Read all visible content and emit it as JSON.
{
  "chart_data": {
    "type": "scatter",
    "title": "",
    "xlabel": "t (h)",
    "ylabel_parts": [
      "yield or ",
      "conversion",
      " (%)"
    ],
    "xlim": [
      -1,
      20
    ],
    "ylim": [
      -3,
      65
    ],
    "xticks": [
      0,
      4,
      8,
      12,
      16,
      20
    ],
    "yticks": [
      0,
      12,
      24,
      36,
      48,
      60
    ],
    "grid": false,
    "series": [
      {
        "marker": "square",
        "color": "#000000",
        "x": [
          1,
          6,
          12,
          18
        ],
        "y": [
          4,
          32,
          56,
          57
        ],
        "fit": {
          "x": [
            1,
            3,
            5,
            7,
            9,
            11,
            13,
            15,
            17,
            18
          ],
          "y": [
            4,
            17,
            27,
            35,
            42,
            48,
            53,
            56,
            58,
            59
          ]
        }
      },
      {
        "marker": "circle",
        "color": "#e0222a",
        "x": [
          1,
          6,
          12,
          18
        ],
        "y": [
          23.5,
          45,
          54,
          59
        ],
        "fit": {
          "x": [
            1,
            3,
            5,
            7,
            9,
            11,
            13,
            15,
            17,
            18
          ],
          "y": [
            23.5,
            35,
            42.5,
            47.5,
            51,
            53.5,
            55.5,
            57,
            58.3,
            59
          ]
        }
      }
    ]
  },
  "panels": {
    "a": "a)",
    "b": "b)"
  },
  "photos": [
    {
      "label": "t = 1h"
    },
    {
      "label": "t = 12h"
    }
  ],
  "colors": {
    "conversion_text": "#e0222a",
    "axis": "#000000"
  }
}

=-=-=

Print every record above exactly as written.

Read all visible content and emit it as JSON.
{
  "chart_data": {
    "type": "scatter",
    "title": "",
    "xlabel": "t (h)",
    "ylabel_parts": [
      "yield or ",
      "conversion",
      " (%)"
    ],
    "xlim": [
      -1,
      20
    ],
    "ylim": [
      -3,
      65
    ],
    "xticks": [
      0,
      4,
      8,
      12,
      16,
      20
    ],
    "yticks": [
      0,
      12,
      24,
      36,
      48,
      60
    ],
    "grid": false,
    "series": [
      {
        "marker": "square",
        "color": "#000000",
        "x": [
          1,
          6,
          12,
          18
        ],
        "y": [
          4,
          32,
          56,
          57
        ],
        "fit": {
          "x": [
            1,
            3,
            5,
            7,
            9,
            11,
            13,
            15,
            17,
            18
          ],
          "y": [
            4,
            17,
            27,
            35,
            42,
            48,
            53,
            56,
            58,
            59
          ]
        }
      },
      {
        "marker": "circle",
        "color": "#e0222a",
        "x": [
          1,
          6,
          12,
          18
        ],
        "y": [
          23.5,
          45,
          54,
          59
        ],
        "fit": {
          "x": [
            1,
            3,
            5,
            7,
            9,
            11,
            13,
            15,
            17,
            18
          ],
          "y": [
            23.5,
            35,
            42.5,
            47.5,
            51,
            53.5,
            55.5,
            57,
            58.3,
            59
          ]
        }
      }
    ]
  },
  "panels": {
    "a": "a)",
    "b": "b)"
  },
  "photos": [
    {
      "label": "t = 1h"
    },
    {
      "label": "t = 12h"
    }
  ],
  "colors": {
    "conversion_text": "#e0222a",
    "axis": "#000000"
  }
}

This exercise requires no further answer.